→ **Written problem**: Narrow the data below down to the lines containing "caption".

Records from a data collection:
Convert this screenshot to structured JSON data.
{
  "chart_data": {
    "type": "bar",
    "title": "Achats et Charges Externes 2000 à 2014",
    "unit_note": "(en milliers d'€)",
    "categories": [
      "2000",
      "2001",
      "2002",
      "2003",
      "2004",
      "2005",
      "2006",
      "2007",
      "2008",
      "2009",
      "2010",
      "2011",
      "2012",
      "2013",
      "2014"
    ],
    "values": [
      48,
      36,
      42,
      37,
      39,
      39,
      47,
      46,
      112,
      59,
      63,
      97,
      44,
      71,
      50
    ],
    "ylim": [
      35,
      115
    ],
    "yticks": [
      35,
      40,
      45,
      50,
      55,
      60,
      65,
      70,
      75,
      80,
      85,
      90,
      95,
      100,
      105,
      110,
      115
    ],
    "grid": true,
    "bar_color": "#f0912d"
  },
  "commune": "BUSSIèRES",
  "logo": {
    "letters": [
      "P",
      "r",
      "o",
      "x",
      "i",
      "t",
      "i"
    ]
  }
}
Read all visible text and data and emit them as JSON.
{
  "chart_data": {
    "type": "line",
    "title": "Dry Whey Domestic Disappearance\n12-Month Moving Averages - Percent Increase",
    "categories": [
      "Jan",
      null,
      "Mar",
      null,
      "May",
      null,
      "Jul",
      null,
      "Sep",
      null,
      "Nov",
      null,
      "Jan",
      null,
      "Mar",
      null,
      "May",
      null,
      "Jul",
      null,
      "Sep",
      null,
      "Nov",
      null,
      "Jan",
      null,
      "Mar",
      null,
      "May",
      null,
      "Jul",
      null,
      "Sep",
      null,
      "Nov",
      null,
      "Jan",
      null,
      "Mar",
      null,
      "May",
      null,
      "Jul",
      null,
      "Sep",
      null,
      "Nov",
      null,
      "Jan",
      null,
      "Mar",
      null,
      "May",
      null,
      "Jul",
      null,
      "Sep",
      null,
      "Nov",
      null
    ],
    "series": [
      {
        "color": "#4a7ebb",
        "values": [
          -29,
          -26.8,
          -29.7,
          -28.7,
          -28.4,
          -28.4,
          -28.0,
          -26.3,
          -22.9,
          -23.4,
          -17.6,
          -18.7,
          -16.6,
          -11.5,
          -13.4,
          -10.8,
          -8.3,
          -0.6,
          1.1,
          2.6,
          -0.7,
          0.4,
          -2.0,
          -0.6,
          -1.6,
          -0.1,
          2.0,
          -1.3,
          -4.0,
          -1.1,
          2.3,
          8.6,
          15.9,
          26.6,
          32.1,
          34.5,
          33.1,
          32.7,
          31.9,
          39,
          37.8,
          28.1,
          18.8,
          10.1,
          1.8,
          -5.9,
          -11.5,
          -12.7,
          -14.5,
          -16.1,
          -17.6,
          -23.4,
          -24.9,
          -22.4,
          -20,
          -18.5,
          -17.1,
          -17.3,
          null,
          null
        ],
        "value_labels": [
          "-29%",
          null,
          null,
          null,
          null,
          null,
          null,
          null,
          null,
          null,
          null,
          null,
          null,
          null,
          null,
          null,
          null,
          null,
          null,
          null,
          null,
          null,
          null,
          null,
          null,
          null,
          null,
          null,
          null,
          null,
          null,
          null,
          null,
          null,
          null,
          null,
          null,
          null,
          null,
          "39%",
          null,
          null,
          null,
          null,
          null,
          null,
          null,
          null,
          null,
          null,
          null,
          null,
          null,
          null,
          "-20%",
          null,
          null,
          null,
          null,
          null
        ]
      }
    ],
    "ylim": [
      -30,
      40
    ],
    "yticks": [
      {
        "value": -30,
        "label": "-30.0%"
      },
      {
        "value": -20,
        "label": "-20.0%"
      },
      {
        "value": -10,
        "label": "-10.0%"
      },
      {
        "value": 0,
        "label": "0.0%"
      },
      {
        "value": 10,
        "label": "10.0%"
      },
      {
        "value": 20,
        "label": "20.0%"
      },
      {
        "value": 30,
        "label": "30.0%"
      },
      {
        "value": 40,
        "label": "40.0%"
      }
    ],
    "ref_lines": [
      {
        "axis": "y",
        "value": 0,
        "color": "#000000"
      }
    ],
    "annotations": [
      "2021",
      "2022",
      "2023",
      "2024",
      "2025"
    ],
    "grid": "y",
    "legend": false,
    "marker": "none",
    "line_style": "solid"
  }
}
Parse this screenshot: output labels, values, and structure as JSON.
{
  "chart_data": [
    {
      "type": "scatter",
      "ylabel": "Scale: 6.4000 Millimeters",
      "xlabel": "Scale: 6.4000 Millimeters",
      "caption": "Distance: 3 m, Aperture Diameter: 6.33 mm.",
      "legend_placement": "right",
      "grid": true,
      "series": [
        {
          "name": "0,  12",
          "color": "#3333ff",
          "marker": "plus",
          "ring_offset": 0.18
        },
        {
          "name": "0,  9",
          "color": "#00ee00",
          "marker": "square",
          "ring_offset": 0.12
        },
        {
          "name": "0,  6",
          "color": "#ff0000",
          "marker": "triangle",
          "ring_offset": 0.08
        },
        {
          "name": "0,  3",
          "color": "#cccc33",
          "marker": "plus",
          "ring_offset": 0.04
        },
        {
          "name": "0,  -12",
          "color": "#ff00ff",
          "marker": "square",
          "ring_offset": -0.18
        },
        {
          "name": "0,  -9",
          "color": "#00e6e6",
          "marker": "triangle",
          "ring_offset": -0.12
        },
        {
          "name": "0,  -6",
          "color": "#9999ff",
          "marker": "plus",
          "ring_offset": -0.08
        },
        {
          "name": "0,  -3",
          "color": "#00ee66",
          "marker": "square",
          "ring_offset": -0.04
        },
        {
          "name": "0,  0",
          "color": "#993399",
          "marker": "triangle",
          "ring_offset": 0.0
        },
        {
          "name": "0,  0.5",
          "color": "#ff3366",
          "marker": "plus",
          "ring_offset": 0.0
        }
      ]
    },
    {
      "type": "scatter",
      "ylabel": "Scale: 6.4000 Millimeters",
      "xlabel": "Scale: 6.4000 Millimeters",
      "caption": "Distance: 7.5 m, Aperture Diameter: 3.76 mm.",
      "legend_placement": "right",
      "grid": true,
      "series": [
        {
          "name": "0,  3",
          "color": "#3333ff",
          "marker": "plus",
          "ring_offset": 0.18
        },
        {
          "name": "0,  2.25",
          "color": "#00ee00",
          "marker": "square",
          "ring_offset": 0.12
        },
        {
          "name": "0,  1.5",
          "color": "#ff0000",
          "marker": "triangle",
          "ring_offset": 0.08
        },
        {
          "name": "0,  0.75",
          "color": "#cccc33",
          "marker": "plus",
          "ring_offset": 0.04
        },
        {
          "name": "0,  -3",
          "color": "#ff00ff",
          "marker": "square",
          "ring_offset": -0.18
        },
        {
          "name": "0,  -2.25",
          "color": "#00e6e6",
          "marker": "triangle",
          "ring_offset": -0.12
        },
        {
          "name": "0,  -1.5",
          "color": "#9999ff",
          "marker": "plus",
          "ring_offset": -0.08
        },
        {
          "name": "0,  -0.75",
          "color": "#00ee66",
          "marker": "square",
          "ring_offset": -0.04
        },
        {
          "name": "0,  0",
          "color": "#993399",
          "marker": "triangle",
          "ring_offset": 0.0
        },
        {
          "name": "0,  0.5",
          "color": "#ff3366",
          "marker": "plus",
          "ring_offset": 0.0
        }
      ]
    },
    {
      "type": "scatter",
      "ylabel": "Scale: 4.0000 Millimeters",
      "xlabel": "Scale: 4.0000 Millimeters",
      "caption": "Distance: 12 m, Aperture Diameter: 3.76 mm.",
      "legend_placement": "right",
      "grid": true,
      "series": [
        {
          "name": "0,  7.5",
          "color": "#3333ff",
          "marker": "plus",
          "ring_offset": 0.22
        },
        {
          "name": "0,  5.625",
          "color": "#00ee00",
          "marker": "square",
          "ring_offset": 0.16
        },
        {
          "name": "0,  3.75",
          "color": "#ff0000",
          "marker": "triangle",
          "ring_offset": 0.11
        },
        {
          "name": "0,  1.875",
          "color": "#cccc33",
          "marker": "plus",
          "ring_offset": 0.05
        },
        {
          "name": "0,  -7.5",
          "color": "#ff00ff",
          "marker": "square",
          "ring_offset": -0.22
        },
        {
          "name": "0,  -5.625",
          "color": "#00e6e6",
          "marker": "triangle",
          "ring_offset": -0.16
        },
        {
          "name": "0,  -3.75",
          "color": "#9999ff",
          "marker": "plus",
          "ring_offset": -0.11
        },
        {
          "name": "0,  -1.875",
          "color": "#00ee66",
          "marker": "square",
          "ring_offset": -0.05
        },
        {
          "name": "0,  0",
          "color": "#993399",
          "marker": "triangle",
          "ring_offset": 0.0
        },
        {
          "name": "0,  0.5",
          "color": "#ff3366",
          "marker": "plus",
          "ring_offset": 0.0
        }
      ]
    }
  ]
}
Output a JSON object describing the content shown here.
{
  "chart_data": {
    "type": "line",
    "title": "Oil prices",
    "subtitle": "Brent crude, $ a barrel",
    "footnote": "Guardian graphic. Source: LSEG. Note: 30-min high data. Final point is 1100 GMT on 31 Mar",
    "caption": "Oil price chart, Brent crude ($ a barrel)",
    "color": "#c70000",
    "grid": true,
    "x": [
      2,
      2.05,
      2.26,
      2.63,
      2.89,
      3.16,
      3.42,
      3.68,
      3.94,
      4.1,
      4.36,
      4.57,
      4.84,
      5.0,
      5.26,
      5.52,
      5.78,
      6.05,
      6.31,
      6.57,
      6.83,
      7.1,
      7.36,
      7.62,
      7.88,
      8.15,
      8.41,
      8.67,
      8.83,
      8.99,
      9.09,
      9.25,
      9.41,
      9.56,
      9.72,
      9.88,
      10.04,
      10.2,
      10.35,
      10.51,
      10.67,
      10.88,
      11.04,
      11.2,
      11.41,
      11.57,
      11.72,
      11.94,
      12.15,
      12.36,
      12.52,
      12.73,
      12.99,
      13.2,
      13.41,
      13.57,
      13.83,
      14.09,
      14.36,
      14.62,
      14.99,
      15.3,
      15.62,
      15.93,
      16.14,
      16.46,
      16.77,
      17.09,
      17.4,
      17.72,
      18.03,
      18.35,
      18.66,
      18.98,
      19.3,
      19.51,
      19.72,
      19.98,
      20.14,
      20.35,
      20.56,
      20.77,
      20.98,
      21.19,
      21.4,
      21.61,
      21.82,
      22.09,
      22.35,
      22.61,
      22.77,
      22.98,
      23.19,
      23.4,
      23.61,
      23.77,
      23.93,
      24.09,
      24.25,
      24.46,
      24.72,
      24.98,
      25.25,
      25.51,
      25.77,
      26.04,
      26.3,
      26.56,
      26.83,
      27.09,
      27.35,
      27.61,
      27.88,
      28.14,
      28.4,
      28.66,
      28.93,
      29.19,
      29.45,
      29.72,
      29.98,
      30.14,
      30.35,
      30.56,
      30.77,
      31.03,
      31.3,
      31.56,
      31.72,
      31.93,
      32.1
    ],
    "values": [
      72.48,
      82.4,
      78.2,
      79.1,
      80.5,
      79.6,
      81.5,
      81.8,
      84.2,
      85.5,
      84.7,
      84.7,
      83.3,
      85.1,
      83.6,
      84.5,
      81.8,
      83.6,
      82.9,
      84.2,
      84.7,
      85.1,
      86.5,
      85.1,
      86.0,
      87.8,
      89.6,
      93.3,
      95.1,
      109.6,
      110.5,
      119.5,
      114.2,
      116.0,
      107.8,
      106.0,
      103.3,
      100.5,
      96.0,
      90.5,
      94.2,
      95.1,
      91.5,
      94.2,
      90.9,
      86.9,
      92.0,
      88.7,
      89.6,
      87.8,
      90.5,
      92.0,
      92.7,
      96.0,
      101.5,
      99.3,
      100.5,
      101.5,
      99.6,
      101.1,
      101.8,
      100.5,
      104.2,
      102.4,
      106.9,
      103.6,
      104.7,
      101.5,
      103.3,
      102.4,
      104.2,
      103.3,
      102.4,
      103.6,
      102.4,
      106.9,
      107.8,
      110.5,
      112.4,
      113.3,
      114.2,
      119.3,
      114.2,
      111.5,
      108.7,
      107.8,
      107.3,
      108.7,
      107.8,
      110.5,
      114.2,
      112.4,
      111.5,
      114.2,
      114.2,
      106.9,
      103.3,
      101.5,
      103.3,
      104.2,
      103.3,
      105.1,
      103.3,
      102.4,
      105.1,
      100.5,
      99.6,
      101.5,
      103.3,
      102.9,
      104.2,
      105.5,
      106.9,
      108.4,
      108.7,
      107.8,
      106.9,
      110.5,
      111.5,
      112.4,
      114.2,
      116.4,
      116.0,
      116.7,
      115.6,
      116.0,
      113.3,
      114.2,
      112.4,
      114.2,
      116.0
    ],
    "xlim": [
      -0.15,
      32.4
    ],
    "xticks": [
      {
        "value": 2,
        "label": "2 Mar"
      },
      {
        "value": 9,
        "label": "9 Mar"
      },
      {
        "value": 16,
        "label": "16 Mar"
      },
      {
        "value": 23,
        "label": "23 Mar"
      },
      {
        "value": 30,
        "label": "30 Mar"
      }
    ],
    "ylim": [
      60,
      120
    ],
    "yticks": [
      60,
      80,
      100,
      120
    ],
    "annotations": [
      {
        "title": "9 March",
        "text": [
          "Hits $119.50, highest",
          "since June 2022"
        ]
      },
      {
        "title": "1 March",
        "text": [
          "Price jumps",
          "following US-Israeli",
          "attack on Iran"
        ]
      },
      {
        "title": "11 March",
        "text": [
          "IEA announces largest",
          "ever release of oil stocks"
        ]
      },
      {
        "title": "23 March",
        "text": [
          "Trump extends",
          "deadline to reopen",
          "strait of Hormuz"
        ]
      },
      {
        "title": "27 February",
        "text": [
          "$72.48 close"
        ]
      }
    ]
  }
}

→ **Result for this exercise**:
      "caption": "Distance: 3 m, Aperture Diameter: 6.33 mm.",
      "caption": "Distance: 7.5 m, Aperture Diameter: 3.76 mm.",
      "caption": "Distance: 12 m, Aperture Diameter: 3.76 mm.",
    "caption": "Oil price chart, Brent crude ($ a barrel)",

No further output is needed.